* [Texte]
□ □ □

SITUATION DE CONFLIT D’INTÉRÊTS

Les faits reprochés se sont déroulés dans la région de Drummondville entre 2004 et 2014. À cette époque, Larry Kendall s’est placé à plusieurs reprises en situation de conflit d’intérêts en empruntant à l’un de ses clients les sommes de 15 000 $ et de 10 000 $, puis en lui prêtant à son tour 5 000 $, contrevenant ainsi aux articles 16 de la Loi sur la distribution de produits et services financiers (LDPSF) et 18 du Code de déontologie de la CSF.

En 2015, à Drummondville et à Saint-Hyacinthe, il a également procédé à un changement de propriétaire et de bénéficiaire sur la police d’assurance vie de ce même client pour y désigner à titre de propriétaire et de bénéficiaire irrévocable une autre personne, et ce, « sans chercher à avoir une connaissance complète des faits entourant cette opération », contrevenant cette fois aux articles 16 de la LDPSF et 14 et 15 du Code de déontologie de la Chambre. Toujours en 2015, dans le cadre de la demande de règlement de cette police d’assurance vie faisant suite au décès de son client, il a omis de fournir à l’assureur une lettre signée par cette personne, lettre qui lui avait été remise par la sœur du défunt dans ce but, contrevenant ainsi aux articles 16 de la LDPSF et 24 et 34 du Code de déontologie de la CSF.

À l’époque des faits reprochés, Larry Kendall, aujourd’hui âgé de 61 ans, détenait un certificat dans la discipline de l’assurance de personnes.

UN TOTAL DE 10 000 $ D’AMENDES

Dans son analyses des chefs d’infraction, le comité de discipline rappelle qu’un représentant qui prête ou qui emprunte une somme d’argent d’un client (même s’ils sont également amis) « fait défaut à l’obligation déontologique qui lui est imposée de sauvegarder, en tout temps, son indépendance et d’éviter toute situation où il serait en conflit d’intérêts ». En ce qui concerne l’intention manifestée par son client de procéder à un changement de propriétaire et de bénéficiaire de sa police d’assurance vie, Larry Kendall n’a par ailleurs pas posé à celui-ci les questions appropriées et il n’a pas non plus « cherché à circonscrire les motifs pour lesquels il désirait procéder à ces changements », ce qu’il aurait dû faire, puisque l’éventuel propriétaire et bénéficiaire de la police d’assurance vie lui avait indiqué être un créancier de son client.

□ □ □

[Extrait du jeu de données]
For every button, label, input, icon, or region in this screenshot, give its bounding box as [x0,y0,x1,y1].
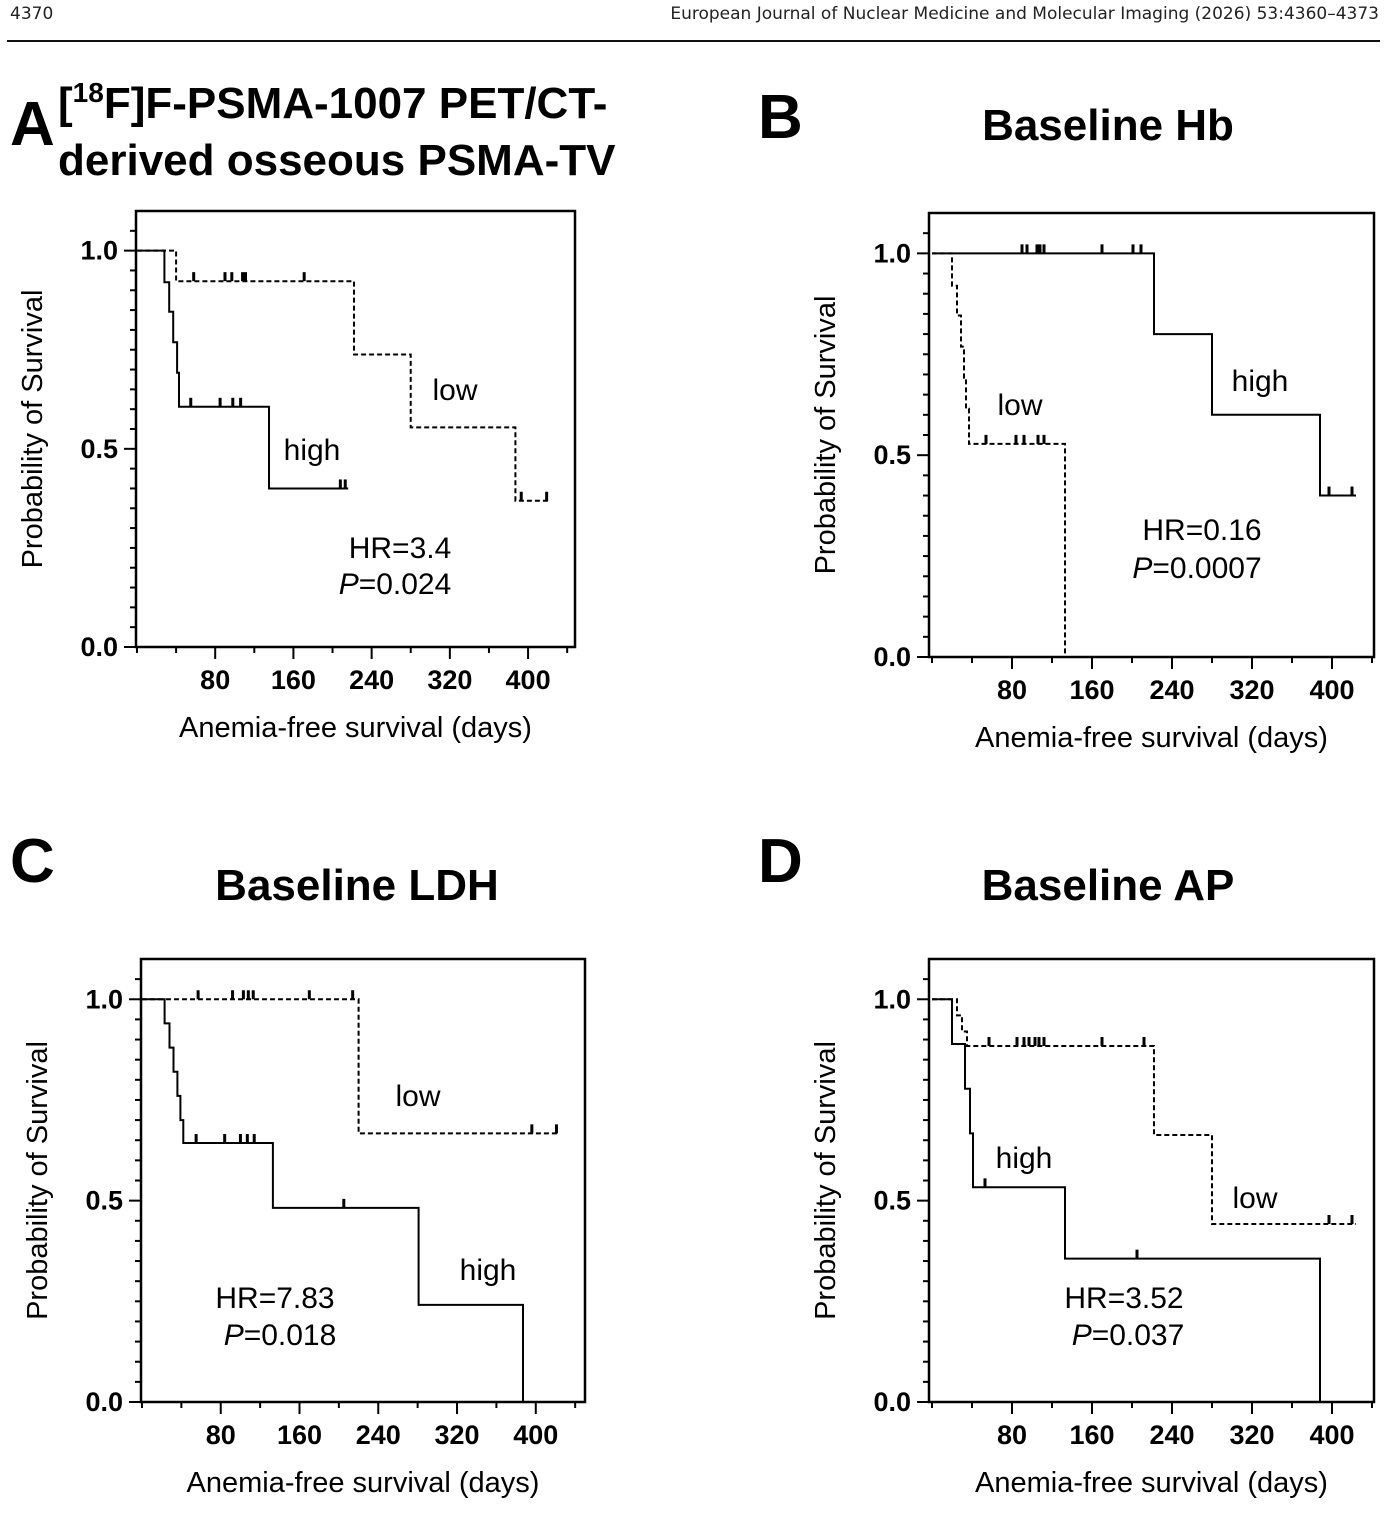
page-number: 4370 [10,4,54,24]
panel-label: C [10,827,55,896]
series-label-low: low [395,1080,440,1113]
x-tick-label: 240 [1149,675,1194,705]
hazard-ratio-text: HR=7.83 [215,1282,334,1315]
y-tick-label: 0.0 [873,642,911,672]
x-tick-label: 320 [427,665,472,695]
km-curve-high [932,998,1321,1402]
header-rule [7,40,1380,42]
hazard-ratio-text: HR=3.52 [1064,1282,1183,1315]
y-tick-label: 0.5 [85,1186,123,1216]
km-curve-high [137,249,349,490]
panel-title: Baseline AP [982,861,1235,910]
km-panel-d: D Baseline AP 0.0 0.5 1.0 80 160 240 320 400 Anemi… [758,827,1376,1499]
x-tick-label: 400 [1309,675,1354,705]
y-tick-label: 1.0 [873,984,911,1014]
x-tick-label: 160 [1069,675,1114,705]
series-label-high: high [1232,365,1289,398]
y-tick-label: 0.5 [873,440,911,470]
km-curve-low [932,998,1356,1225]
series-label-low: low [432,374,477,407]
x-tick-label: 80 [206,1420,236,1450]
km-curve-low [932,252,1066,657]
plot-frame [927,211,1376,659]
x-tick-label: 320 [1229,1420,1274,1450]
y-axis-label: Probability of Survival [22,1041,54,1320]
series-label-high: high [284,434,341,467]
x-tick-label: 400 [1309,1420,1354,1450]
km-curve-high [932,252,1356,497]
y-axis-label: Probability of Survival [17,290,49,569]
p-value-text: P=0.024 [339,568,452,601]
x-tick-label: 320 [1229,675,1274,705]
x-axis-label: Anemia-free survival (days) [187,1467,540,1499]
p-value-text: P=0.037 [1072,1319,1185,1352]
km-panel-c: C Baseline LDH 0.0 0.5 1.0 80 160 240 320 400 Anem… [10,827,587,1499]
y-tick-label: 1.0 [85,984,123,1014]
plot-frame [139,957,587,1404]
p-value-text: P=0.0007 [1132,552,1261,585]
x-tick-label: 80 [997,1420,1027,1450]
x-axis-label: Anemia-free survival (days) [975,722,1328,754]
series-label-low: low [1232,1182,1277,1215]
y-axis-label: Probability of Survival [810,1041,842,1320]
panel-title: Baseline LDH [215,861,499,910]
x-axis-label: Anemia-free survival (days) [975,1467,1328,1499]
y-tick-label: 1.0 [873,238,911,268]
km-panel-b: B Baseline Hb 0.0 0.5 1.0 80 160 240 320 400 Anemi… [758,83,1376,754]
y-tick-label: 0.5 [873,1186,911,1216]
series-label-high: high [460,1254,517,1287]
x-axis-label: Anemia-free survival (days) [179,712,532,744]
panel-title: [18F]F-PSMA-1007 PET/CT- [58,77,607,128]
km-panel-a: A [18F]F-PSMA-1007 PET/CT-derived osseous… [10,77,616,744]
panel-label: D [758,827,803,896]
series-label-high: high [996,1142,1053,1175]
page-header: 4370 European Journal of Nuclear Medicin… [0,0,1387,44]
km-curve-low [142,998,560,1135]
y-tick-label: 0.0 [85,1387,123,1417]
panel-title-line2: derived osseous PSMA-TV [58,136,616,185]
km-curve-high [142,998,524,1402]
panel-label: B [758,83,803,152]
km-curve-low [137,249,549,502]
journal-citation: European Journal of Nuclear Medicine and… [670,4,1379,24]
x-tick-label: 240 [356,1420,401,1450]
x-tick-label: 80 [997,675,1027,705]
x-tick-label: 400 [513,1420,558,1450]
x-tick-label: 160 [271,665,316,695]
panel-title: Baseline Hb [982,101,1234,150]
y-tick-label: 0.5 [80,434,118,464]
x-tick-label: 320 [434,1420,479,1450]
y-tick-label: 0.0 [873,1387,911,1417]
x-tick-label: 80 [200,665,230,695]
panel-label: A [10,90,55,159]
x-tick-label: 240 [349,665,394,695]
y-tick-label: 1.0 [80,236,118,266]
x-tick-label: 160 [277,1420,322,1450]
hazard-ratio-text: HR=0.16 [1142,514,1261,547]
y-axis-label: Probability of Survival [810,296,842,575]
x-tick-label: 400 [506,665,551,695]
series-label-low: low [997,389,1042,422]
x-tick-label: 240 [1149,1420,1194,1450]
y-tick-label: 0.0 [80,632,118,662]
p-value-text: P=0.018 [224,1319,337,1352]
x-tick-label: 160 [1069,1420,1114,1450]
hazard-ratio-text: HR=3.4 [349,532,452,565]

□ □ □

Recopiez le passage du texte sur les manquements déontologiques de Larry Kendall, de « Dans son analyses » à « de son client. », ces deux bornes comprises.

Dans son analyses des chefs d’infraction, le comité de discipline rappelle qu’un représentant qui prête ou qui emprunte une somme d’argent d’un client (même s’ils sont également amis) « fait défaut à l’obligation déontologique qui lui est imposée de sauvegarder, en tout temps, son indépendance et d’éviter toute situation où il serait en conflit d’intérêts ». En ce qui concerne l’intention manifestée par son client de procéder à un changement de propriétaire et de bénéficiaire de sa police d’assurance vie, Larry Kendall n’a par ailleurs pas posé à celui-ci les questions appropriées et il n’a pas non plus « cherché à circonscrire les motifs pour lesquels il désirait procéder à ces changements », ce qu’il aurait dû faire, puisque l’éventuel propriétaire et bénéficiaire de la police d’assurance vie lui avait indiqué être un créancier de son client.